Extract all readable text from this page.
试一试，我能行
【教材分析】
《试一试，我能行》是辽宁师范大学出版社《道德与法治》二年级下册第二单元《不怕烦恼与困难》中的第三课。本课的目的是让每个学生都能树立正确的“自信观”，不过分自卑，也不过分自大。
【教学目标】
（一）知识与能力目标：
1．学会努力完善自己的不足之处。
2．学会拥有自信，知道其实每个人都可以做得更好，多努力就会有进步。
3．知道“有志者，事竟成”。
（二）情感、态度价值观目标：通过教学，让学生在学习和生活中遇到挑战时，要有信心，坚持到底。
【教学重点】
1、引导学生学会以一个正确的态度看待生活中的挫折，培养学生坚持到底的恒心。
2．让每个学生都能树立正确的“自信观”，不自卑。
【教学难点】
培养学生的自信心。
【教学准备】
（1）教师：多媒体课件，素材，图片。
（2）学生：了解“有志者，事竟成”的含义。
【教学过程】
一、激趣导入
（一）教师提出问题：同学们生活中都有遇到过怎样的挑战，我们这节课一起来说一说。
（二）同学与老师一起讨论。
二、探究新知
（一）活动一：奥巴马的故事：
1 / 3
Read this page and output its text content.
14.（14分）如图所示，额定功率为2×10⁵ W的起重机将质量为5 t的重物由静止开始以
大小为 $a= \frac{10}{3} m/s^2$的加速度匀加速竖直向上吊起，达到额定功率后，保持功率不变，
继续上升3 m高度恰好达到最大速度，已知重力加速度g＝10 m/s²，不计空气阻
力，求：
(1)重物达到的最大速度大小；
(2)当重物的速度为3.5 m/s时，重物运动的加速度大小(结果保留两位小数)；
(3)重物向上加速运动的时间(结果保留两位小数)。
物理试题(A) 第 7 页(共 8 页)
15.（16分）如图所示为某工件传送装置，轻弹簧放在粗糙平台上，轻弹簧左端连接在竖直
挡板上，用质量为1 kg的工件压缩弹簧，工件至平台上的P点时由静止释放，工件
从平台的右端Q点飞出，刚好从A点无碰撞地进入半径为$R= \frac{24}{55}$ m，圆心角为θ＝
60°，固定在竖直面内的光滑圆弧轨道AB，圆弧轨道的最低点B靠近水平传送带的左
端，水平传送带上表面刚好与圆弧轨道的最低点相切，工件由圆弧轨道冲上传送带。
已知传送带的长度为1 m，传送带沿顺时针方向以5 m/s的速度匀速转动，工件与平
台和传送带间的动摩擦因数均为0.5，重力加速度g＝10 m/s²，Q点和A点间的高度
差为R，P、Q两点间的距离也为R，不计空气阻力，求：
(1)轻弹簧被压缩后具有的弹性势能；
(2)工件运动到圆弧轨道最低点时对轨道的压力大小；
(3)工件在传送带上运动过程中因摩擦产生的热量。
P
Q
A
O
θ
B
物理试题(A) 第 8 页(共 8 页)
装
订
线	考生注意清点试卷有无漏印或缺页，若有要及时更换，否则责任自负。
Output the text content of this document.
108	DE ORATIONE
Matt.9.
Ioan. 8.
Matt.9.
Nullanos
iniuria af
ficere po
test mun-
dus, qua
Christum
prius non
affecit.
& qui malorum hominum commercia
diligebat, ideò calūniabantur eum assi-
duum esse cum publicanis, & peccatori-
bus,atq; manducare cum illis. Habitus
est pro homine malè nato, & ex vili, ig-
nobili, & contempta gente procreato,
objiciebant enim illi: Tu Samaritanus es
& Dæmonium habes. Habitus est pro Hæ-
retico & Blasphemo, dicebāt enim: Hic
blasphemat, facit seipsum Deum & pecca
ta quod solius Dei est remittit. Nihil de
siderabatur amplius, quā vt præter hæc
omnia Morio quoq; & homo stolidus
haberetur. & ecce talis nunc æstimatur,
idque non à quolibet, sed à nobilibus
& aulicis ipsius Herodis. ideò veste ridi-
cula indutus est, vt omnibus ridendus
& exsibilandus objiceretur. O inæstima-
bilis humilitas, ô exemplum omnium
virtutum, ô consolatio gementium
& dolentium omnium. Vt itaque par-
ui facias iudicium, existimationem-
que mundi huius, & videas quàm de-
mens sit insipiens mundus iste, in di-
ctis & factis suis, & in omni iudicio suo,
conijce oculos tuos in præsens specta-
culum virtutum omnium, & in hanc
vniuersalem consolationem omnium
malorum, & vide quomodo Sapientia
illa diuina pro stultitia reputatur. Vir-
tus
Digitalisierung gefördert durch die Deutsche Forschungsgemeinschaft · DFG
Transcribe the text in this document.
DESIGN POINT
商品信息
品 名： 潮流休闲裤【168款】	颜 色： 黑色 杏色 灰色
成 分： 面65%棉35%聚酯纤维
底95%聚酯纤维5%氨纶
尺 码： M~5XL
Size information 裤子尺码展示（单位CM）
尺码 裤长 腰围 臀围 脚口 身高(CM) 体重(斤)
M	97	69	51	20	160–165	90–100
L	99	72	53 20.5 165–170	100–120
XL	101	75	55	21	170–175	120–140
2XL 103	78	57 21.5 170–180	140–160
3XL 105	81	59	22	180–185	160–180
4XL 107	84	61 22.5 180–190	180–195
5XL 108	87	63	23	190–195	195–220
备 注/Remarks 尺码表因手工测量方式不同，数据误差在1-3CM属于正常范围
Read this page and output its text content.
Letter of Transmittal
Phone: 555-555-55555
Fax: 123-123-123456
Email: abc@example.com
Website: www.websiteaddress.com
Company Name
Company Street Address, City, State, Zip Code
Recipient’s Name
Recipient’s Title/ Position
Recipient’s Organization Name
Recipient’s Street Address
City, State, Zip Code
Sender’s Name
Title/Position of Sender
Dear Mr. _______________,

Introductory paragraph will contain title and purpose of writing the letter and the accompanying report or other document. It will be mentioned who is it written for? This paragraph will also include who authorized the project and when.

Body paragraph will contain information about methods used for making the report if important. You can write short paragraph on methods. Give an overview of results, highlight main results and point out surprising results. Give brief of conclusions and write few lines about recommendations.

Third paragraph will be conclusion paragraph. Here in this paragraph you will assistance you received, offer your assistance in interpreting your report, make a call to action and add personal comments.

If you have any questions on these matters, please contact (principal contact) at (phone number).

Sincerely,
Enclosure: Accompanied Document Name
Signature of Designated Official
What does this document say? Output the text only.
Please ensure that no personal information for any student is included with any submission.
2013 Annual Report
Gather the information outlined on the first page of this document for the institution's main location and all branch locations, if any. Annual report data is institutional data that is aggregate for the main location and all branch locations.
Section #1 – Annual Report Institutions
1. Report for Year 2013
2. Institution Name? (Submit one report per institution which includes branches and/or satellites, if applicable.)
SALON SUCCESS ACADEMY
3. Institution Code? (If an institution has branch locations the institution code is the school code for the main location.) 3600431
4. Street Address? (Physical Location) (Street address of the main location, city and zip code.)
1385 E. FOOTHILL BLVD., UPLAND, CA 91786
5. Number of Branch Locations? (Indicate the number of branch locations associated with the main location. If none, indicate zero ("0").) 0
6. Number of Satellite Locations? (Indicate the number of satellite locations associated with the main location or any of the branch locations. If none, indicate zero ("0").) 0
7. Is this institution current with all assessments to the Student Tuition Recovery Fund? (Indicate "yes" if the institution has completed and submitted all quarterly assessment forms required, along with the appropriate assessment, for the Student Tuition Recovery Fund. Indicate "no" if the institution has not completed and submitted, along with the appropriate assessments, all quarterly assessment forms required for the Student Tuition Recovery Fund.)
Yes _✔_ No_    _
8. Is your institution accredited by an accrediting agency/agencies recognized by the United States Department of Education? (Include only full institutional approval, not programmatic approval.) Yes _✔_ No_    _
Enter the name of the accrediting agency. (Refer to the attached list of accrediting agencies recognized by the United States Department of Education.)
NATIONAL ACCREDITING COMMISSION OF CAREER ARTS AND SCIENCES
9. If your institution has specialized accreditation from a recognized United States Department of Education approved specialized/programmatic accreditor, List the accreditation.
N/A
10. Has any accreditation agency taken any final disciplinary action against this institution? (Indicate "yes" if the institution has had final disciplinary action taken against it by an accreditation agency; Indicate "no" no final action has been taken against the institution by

········

OBJECTIVE:
Count how many lines in the data contain the word "frac", giving the number without comment.

WRITTEN SOLUTION:
2